__GOAL__
Copy every line of the data that includes the string "Ebene".

__MATERIAL FOR THE TASK__
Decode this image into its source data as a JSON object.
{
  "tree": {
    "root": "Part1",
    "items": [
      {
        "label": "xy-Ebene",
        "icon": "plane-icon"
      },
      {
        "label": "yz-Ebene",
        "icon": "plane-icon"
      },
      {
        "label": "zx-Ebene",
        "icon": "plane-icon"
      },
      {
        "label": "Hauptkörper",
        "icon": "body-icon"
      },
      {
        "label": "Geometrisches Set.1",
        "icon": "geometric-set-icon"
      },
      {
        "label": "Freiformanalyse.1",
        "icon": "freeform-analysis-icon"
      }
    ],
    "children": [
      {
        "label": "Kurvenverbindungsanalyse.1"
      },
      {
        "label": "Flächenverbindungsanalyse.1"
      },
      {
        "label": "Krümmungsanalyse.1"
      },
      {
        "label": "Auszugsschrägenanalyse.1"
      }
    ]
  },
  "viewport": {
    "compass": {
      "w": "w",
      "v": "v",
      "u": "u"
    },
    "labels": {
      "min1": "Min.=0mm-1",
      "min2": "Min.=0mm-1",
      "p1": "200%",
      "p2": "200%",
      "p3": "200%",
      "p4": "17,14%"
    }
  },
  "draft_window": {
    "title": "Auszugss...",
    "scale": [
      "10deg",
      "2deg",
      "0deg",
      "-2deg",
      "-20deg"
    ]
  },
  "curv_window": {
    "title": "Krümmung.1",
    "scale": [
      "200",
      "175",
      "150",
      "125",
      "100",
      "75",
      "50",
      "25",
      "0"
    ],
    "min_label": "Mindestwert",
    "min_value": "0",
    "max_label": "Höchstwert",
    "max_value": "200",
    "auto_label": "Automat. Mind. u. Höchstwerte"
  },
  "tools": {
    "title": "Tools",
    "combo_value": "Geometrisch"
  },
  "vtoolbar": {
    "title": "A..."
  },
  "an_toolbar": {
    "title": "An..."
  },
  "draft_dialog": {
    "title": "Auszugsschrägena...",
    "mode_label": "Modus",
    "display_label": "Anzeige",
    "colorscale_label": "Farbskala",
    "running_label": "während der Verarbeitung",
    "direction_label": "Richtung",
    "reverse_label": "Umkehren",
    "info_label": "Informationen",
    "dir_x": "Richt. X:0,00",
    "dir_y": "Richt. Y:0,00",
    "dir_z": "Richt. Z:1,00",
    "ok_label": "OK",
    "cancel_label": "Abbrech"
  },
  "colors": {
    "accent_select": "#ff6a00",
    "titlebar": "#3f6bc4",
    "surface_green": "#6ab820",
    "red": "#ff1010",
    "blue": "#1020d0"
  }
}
---
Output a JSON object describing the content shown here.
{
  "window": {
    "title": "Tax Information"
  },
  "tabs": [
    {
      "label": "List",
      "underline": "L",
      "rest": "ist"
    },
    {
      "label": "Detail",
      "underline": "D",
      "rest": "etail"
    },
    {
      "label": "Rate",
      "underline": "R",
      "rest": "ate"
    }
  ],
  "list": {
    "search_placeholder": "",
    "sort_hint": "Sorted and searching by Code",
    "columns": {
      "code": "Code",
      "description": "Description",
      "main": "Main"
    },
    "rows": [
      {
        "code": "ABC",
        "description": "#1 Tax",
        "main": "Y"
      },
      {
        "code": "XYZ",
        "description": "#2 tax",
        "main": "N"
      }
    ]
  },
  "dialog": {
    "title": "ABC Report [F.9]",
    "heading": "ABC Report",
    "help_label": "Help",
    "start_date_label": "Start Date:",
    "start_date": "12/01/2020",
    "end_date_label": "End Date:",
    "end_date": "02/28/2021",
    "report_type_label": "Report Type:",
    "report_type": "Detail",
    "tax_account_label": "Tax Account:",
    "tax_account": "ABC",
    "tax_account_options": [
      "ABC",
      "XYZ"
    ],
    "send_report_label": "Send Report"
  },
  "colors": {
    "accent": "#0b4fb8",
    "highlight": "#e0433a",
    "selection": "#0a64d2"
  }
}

__RESULT BELOW__
        "label": "xy-Ebene",
        "label": "yz-Ebene",
        "label": "zx-Ebene",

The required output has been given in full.